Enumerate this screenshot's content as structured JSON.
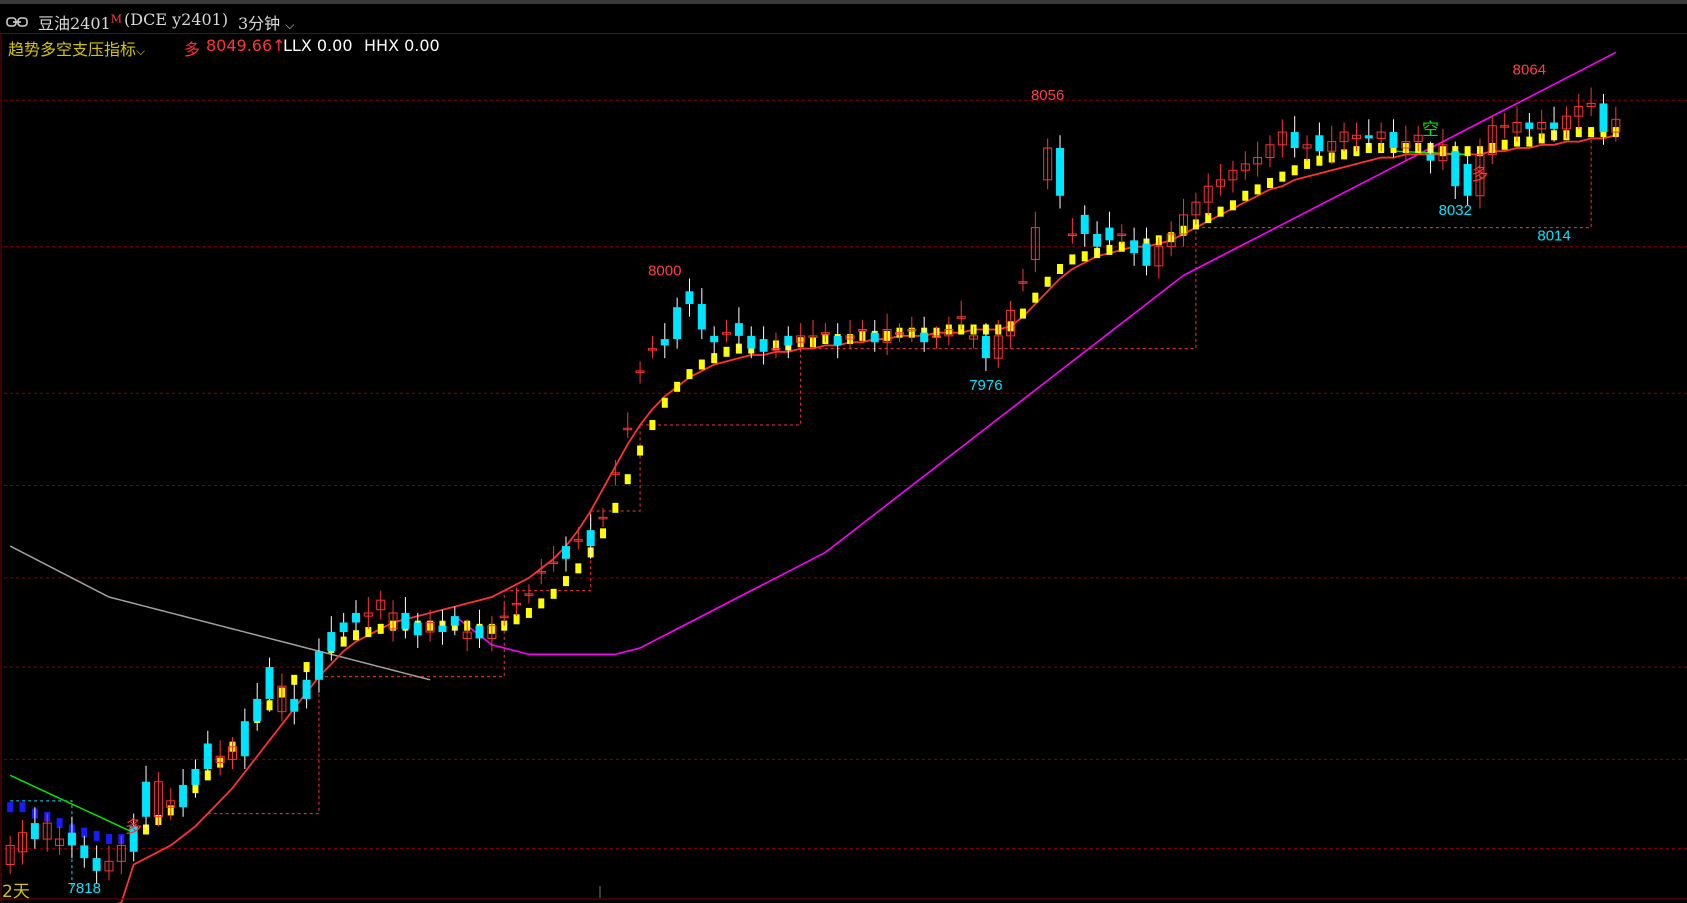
{
  "header": {
    "symbol": "豆油2401",
    "sup": "M",
    "exchange": "(DCE y2401)",
    "period": "3分钟",
    "dropdown_glyph": "⌵"
  },
  "indicator": {
    "name": "趋势多空支压指标",
    "name_dropdown": "⌵",
    "signal_label": "多",
    "signal_value": "8049.66↑",
    "llx": "LLX 0.00",
    "hhx": "HHX 0.00"
  },
  "footer": {
    "days": "2天"
  },
  "colors": {
    "bg": "#000000",
    "up": "#ff3232",
    "down": "#00e5ff",
    "yellow": "#ffff00",
    "magenta": "#ff00ff",
    "gray": "#a0a0a0",
    "green": "#00e600",
    "blue": "#1a1aff",
    "grid": "#8a0000",
    "title_indicator": "#d4c400",
    "label_red": "#ff4040",
    "label_cyan": "#00e5ff"
  },
  "chart_data": {
    "type": "candlestick",
    "ylim": [
      7812,
      8072
    ],
    "x_count": 131,
    "grid_prices": [
      8060,
      8014,
      7968,
      7939,
      7910,
      7882,
      7853,
      7825
    ],
    "annotations": [
      {
        "text": "8064",
        "x": 123,
        "y": 8068,
        "color": "label_red"
      },
      {
        "text": "8056",
        "x": 84,
        "y": 8060,
        "color": "label_red"
      },
      {
        "text": "8000",
        "x": 53,
        "y": 8005,
        "color": "label_red"
      },
      {
        "text": "8032",
        "x": 117,
        "y": 8024,
        "color": "label_cyan"
      },
      {
        "text": "8014",
        "x": 125,
        "y": 8016,
        "color": "label_cyan"
      },
      {
        "text": "7976",
        "x": 79,
        "y": 7969,
        "color": "label_cyan"
      },
      {
        "text": "7818",
        "x": 6,
        "y": 7811,
        "color": "label_cyan"
      }
    ],
    "signals": [
      {
        "text": "空",
        "x": 115,
        "y": 8049,
        "color": "green"
      },
      {
        "text": "多",
        "x": 119,
        "y": 8035,
        "color": "up"
      },
      {
        "text": "多",
        "x": 10,
        "y": 7830,
        "color": "up"
      }
    ],
    "candles_close": [
      7826,
      7830,
      7828,
      7833,
      7828,
      7826,
      7822,
      7818,
      7821,
      7826,
      7824,
      7835,
      7846,
      7840,
      7838,
      7845,
      7850,
      7854,
      7857,
      7854,
      7865,
      7872,
      7876,
      7868,
      7872,
      7878,
      7887,
      7893,
      7896,
      7899,
      7903,
      7899,
      7894,
      7892,
      7896,
      7893,
      7895,
      7893,
      7891,
      7895,
      7898,
      7902,
      7905,
      7912,
      7915,
      7916,
      7922,
      7920,
      7929,
      7943,
      7957,
      7975,
      7982,
      7983,
      7985,
      7996,
      7988,
      7984,
      7987,
      7986,
      7982,
      7981,
      7982,
      7983,
      7986,
      7986,
      7987,
      7983,
      7986,
      7988,
      7984,
      7988,
      7987,
      7988,
      7984,
      7986,
      7988,
      7992,
      7986,
      7979,
      7986,
      7994,
      8003,
      8020,
      8045,
      8030,
      8018,
      8018,
      8014,
      8016,
      8018,
      8012,
      8008,
      8014,
      8018,
      8024,
      8028,
      8033,
      8035,
      8038,
      8040,
      8042,
      8046,
      8050,
      8045,
      8046,
      8044,
      8047,
      8050,
      8049,
      8048,
      8050,
      8045,
      8047,
      8049,
      8041,
      8046,
      8033,
      8030,
      8043,
      8052,
      8052,
      8053,
      8051,
      8053,
      8051,
      8055,
      8058,
      8059,
      8050,
      8054
    ],
    "candles_open": [
      7820,
      7824,
      7833,
      7828,
      7826,
      7830,
      7826,
      7822,
      7818,
      7821,
      7832,
      7846,
      7835,
      7838,
      7845,
      7850,
      7858,
      7852,
      7853,
      7865,
      7872,
      7882,
      7868,
      7872,
      7878,
      7887,
      7893,
      7896,
      7899,
      7898,
      7900,
      7894,
      7899,
      7896,
      7893,
      7895,
      7898,
      7891,
      7895,
      7891,
      7898,
      7902,
      7905,
      7912,
      7915,
      7920,
      7922,
      7925,
      7929,
      7943,
      7957,
      7975,
      7982,
      7985,
      7995,
      8000,
      7996,
      7986,
      7987,
      7990,
      7986,
      7985,
      7982,
      7986,
      7984,
      7986,
      7987,
      7986,
      7985,
      7988,
      7987,
      7984,
      7987,
      7988,
      7987,
      7986,
      7986,
      7992,
      7985,
      7986,
      7979,
      7986,
      8003,
      8010,
      8035,
      8045,
      8018,
      8024,
      8018,
      8020,
      8018,
      8016,
      8015,
      8008,
      8014,
      8018,
      8024,
      8028,
      8033,
      8035,
      8038,
      8040,
      8042,
      8046,
      8050,
      8045,
      8049,
      8044,
      8047,
      8048,
      8049,
      8048,
      8050,
      8045,
      8047,
      8043,
      8041,
      8044,
      8040,
      8030,
      8043,
      8052,
      8050,
      8053,
      8051,
      8053,
      8051,
      8055,
      8058,
      8059,
      8050
    ],
    "yellow_dash": [
      7838,
      7838,
      7836,
      7835,
      7833,
      7831,
      7830,
      7829,
      7828,
      7828,
      7829,
      7831,
      7834,
      7837,
      7840,
      7844,
      7848,
      7852,
      7857,
      7861,
      7866,
      7870,
      7874,
      7878,
      7882,
      7885,
      7888,
      7890,
      7892,
      7893,
      7894,
      7895,
      7895,
      7895,
      7895,
      7895,
      7895,
      7895,
      7894,
      7894,
      7895,
      7897,
      7899,
      7902,
      7905,
      7909,
      7913,
      7918,
      7924,
      7932,
      7941,
      7950,
      7958,
      7965,
      7970,
      7974,
      7977,
      7979,
      7981,
      7982,
      7982,
      7983,
      7983,
      7983,
      7984,
      7984,
      7985,
      7985,
      7985,
      7986,
      7986,
      7986,
      7987,
      7987,
      7987,
      7987,
      7988,
      7988,
      7988,
      7988,
      7988,
      7989,
      7993,
      7998,
      8003,
      8007,
      8010,
      8011,
      8012,
      8013,
      8014,
      8014,
      8015,
      8016,
      8017,
      8019,
      8021,
      8023,
      8025,
      8027,
      8030,
      8032,
      8034,
      8036,
      8038,
      8040,
      8041,
      8042,
      8043,
      8044,
      8045,
      8045,
      8045,
      8045,
      8045,
      8045,
      8044,
      8044,
      8044,
      8044,
      8045,
      8046,
      8047,
      8047,
      8048,
      8049,
      8049,
      8050,
      8050,
      8050,
      8050
    ],
    "red_ma": [
      7800,
      7800,
      7801,
      7802,
      7803,
      7804,
      7805,
      7806,
      7807,
      7808,
      7820,
      7822,
      7824,
      7826,
      7829,
      7832,
      7836,
      7840,
      7844,
      7849,
      7854,
      7859,
      7864,
      7869,
      7874,
      7879,
      7883,
      7887,
      7890,
      7892,
      7894,
      7896,
      7897,
      7898,
      7899,
      7900,
      7901,
      7902,
      7903,
      7904,
      7906,
      7908,
      7910,
      7913,
      7916,
      7920,
      7925,
      7931,
      7938,
      7945,
      7952,
      7958,
      7963,
      7967,
      7970,
      7973,
      7975,
      7977,
      7978,
      7979,
      7980,
      7980,
      7981,
      7981,
      7982,
      7982,
      7983,
      7983,
      7984,
      7984,
      7985,
      7985,
      7986,
      7986,
      7986,
      7987,
      7987,
      7987,
      7988,
      7988,
      7988,
      7989,
      7992,
      7996,
      8000,
      8004,
      8007,
      8009,
      8011,
      8012,
      8013,
      8014,
      8014,
      8015,
      8016,
      8018,
      8020,
      8022,
      8024,
      8026,
      8028,
      8030,
      8032,
      8033,
      8035,
      8036,
      8037,
      8038,
      8039,
      8040,
      8041,
      8042,
      8042,
      8043,
      8043,
      8043,
      8043,
      8043,
      8043,
      8043,
      8044,
      8044,
      8045,
      8045,
      8046,
      8046,
      8047,
      8047,
      8048,
      8048,
      8049
    ],
    "magenta_ma": [
      7800,
      7800,
      7800,
      7800,
      7800,
      7800,
      7800,
      7800,
      7800,
      7800,
      7800,
      7800,
      7800,
      7800,
      7800,
      7800,
      7800,
      7800,
      7800,
      7800,
      7800,
      7800,
      7800,
      7800,
      7800,
      7800,
      7800,
      7800,
      7800,
      7800,
      7800,
      7800,
      7800,
      7800,
      7800,
      7800,
      7898,
      7895,
      7892,
      7889,
      7888,
      7887,
      7886,
      7886,
      7886,
      7886,
      7886,
      7886,
      7886,
      7886,
      7887,
      7888,
      7890,
      7892,
      7894,
      7896,
      7898,
      7900,
      7902,
      7904,
      7906,
      7908,
      7910,
      7912,
      7914,
      7916,
      7918,
      7921,
      7924,
      7927,
      7930,
      7933,
      7936,
      7939,
      7942,
      7945,
      7948,
      7951,
      7954,
      7957,
      7960,
      7963,
      7966,
      7969,
      7972,
      7975,
      7978,
      7981,
      7984,
      7987,
      7990,
      7993,
      7996,
      7999,
      8002,
      8005,
      8007,
      8009,
      8011,
      8013,
      8015,
      8017,
      8019,
      8021,
      8023,
      8025,
      8027,
      8029,
      8031,
      8033,
      8035,
      8037,
      8039,
      8041,
      8043,
      8045,
      8047,
      8049,
      8051,
      8053,
      8055,
      8057,
      8059,
      8061,
      8063,
      8065,
      8067,
      8069,
      8071,
      8073,
      8075
    ],
    "gray_ma": [
      7920,
      7918,
      7916,
      7914,
      7912,
      7910,
      7908,
      7906,
      7904,
      7903,
      7902,
      7901,
      7900,
      7899,
      7898,
      7897,
      7896,
      7895,
      7894,
      7893,
      7892,
      7891,
      7890,
      7889,
      7888,
      7887,
      7886,
      7885,
      7884,
      7883,
      7882,
      7881,
      7880,
      7879,
      7878
    ]
  }
}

|---|

- **Short problem**: Note each line of the entries that has "text" in it, and copy those lines.

- **Written answer**:
        "text": "8064",
        "text": "8056",
        "text": "8000",
        "text": "8032",
        "text": "8014",
        "text": "7976",
        "text": "7818",
        "text": "空",
        "text": "多",
        "text": "多",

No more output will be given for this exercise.